→ **EXTRACT PROVIDED**
Re: [bpf-next PATCH 1/4] bpf: verifier track null pointer branch_taken with JNE and JEQ

John Fastabend <john.fastabend@xxxxxxxxx> · Mon, 18 May 2020 22:34:16 -0700

Andrii Nakryiko wrote:
> On Mon, May 18, 2020 at 1:05 PM John Fastabend <john.fastabend@xxxxxxxxx> wrote:
> >
> > Current verifier when considering which branch may be taken on a
> > conditional test with pointer returns -1 meaning either branch may
> > be taken. But, we track if pointers can be NULL by using dedicated
> > types for valid pointers (pointers that can not be NULL). For example,
> > we have PTR_TO_SOCK and PTR_TO_SOCK_OR_NULL to indicate a pointer
> > that is valid or not, PTR_TO_SOCK being the validated pointer type.
> >
> > We can then use this extra information when we encounter null tests
> > against pointers. Consider,
> >
> >   if (sk_ptr == NULL) ... else ...
> >
> > if the sk_ptr has type PTR_TO_SOCK we know the null check will fail
> > and the null branch can not be taken.
> >
> > In this patch we extend is_branch_taken to consider this extra
> > information and to return only the branch that will be taken. This
> > resolves a verifier issue reported with this C code,
> >
> >  sk = bpf_sk_lookup_tcp(skb, tuple, tuple_len, BPF_F_CURRENT_NETNS, 0);
> >  bpf_printk("sk=%d\n", sk ? 1 : 0);
> >  if (sk)
> >    bpf_sk_release(sk);
> >  return sk ? TC_ACT_OK : TC_ACT_UNSPEC;
> >
> > The generated asm then looks like this,
> >
> >  43: (85) call bpf_sk_lookup_tcp#84
> >  44: (bf) r6 = r0                    <- do the lookup and put result in r6
> >  ...                                 <- do some more work
> >  51: (55) if r6 != 0x0 goto pc+1     <- test sk ptr for printk use
> >  ...
> >  56: (85) call bpf_trace_printk#6
> >  ...
> >  61: (15) if r6 == 0x0 goto pc+1     <- do the if (sk) test from C code
> >  62: (b7) r0 = 0                     <- skip release because both branches
> >                                         are taken in verifier
> >  63: (95) exit
> >  Unreleased reference id=3 alloc_insn=43
> >
> 
> bpf_sk_release call in above assembler would be really nice for
> completeness. As written, this code never calls and never will call
> bpf_sk_release().
> 
> > In the verifier path the flow is,
> >
> >  51 -> 53 ... 61 -> 62
> >
> > Because at 51->53 jmp verifier promoted reg6 from type PTR_TO_SOCK_OR_NULL
> > to PTR_TO_SOCK but then at 62 we still test both paths ignoring that we
> 
> Seems like your description got a bit out of sync with the code above.
> There is no line 53, check is actually on line 61, not 62, etc. Can
> you please update it in your v2 as well?

Will do a rewrite.

> 
> > already promoted the type. So we incorrectly conclude an unreleased
> > reference. To fix this we add logic in is_branch_taken to test the
> > OR_NULL portion of the type and if its not possible for a pointer to
> > be NULL we can prune the branch taken where 'r6 == 0x0'.

→ **TO DO**
Rewrite the passage of the patch discussion starting at "Re: [bpf-next PATCH" and ending at "validated pointer type.", using "special" wherever "dedicated" appears.

→ **MATERIAL**
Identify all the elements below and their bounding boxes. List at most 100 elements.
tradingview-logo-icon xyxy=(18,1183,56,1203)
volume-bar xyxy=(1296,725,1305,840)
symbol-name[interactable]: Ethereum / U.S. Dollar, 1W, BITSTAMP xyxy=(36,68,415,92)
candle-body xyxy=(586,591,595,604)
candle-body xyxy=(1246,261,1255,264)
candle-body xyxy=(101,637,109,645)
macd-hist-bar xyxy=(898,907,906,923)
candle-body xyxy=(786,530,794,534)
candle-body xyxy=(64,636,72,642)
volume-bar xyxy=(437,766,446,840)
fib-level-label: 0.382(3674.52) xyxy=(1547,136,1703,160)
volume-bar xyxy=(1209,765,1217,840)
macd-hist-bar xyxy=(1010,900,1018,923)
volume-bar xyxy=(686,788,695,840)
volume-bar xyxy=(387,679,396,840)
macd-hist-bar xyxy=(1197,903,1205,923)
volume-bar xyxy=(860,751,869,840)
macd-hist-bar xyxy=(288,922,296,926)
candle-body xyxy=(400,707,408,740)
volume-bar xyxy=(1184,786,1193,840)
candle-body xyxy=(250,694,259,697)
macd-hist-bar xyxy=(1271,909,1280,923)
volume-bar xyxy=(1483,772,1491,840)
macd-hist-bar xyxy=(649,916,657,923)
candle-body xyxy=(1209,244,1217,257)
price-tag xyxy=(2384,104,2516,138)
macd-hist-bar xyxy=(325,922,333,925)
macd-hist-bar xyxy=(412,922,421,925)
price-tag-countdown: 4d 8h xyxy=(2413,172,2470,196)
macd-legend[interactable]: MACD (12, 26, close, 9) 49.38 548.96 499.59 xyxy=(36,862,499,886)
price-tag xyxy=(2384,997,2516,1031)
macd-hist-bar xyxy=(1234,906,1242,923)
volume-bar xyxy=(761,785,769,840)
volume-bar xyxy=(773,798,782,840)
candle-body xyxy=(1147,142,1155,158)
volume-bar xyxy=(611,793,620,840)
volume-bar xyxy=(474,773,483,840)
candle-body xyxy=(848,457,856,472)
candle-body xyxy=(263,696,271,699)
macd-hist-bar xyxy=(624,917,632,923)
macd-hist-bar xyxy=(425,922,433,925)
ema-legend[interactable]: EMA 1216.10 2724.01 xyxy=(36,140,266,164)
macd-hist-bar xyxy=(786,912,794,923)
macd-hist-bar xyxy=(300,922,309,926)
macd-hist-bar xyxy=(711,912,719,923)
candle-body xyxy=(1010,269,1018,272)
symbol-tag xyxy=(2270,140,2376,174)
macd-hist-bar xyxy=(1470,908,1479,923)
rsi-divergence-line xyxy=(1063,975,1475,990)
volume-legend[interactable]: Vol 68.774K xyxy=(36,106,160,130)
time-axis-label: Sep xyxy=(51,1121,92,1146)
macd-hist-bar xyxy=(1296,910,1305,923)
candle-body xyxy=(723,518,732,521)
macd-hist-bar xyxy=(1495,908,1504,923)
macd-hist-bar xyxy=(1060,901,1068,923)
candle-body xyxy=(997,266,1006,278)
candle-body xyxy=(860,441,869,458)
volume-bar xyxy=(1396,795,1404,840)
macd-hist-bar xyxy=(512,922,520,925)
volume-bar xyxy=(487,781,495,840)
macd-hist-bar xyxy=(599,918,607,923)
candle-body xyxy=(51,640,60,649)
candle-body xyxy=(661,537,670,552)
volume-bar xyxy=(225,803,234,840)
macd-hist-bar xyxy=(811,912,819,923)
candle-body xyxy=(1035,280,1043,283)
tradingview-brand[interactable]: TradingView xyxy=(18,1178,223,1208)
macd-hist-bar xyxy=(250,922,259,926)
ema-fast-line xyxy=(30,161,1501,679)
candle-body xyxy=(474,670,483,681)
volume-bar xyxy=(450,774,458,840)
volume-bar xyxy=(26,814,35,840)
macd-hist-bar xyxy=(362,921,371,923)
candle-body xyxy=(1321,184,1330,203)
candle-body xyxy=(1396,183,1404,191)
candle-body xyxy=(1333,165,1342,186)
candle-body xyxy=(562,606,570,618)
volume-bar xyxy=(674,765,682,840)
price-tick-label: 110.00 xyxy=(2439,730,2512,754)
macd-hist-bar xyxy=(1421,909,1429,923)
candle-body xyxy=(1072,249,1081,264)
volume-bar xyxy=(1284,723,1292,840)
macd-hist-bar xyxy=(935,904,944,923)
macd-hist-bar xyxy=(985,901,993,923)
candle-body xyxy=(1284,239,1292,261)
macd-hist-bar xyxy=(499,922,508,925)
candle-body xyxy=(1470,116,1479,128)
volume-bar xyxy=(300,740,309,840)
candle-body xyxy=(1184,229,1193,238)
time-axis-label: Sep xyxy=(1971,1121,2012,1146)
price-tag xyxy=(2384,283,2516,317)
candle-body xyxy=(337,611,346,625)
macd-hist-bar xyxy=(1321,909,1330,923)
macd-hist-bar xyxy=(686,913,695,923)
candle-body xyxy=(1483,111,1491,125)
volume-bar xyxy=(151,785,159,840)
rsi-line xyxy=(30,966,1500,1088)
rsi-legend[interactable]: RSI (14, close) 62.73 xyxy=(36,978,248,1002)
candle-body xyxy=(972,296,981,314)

→ **SOLUTION TO THE PROBLEM**
Re: [bpf-next PATCH 1/4] bpf: verifier track null pointer branch_taken with JNE and JEQ

John Fastabend <john.fastabend@xxxxxxxxx> · Mon, 18 May 2020 22:34:16 -0700

Andrii Nakryiko wrote:
> On Mon, May 18, 2020 at 1:05 PM John Fastabend <john.fastabend@xxxxxxxxx> wrote:
> >
> > Current verifier when considering which branch may be taken on a
> > conditional test with pointer returns -1 meaning either branch may
> > be taken. But, we track if pointers can be NULL by using special
> > types for valid pointers (pointers that can not be NULL). For example,
> > we have PTR_TO_SOCK and PTR_TO_SOCK_OR_NULL to indicate a pointer
> > that is valid or not, PTR_TO_SOCK being the validated pointer type.